● **DATA LISTING**:

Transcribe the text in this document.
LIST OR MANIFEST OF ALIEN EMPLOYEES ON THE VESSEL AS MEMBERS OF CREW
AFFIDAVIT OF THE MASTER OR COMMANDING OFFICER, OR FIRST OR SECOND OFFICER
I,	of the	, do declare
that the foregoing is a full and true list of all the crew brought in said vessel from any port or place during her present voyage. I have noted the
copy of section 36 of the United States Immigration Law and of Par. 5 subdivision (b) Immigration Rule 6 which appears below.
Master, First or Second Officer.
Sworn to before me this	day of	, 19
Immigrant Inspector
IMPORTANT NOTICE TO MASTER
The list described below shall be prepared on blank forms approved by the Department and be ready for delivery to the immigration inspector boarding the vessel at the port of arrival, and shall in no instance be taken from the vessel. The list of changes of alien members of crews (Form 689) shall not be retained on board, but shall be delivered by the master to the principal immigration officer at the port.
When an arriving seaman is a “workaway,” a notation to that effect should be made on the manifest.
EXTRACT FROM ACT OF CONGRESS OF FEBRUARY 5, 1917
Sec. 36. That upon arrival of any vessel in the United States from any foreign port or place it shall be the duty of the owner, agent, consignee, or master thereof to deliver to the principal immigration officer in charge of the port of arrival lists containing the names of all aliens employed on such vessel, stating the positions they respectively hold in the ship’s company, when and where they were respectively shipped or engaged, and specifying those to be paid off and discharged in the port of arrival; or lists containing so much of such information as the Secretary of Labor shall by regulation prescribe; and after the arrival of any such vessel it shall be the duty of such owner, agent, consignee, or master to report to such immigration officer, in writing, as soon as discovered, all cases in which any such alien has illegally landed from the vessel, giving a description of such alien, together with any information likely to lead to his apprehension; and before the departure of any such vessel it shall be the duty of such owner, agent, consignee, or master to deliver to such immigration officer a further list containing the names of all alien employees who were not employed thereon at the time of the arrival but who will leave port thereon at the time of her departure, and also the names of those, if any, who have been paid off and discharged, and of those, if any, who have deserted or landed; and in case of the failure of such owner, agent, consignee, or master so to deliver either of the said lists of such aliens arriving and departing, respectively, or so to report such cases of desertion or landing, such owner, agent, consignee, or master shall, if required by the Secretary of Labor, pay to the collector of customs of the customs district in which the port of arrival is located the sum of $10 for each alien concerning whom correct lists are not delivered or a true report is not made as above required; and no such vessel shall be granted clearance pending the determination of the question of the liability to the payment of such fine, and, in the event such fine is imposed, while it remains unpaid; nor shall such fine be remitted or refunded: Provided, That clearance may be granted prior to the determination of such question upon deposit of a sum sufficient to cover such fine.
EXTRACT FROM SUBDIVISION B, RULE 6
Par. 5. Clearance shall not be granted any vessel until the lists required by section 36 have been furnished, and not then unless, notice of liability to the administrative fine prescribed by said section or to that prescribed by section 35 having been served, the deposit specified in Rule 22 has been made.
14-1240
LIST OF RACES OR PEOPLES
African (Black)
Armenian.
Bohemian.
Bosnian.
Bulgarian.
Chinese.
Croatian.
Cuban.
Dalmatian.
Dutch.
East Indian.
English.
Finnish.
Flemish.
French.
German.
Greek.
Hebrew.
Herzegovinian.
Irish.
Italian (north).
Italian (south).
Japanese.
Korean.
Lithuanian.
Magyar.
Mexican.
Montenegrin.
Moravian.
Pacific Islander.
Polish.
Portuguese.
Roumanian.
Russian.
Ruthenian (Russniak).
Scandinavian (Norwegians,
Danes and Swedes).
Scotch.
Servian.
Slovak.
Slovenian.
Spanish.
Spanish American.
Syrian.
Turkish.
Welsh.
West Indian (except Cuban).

● **WHAT IS BEING ASKED**: Look through the records and gather each line with the word "EXTRACT".

● **FINAL RESULT**:
EXTRACT FROM ACT OF CONGRESS OF FEBRUARY 5, 1917
EXTRACT FROM SUBDIVISION B, RULE 6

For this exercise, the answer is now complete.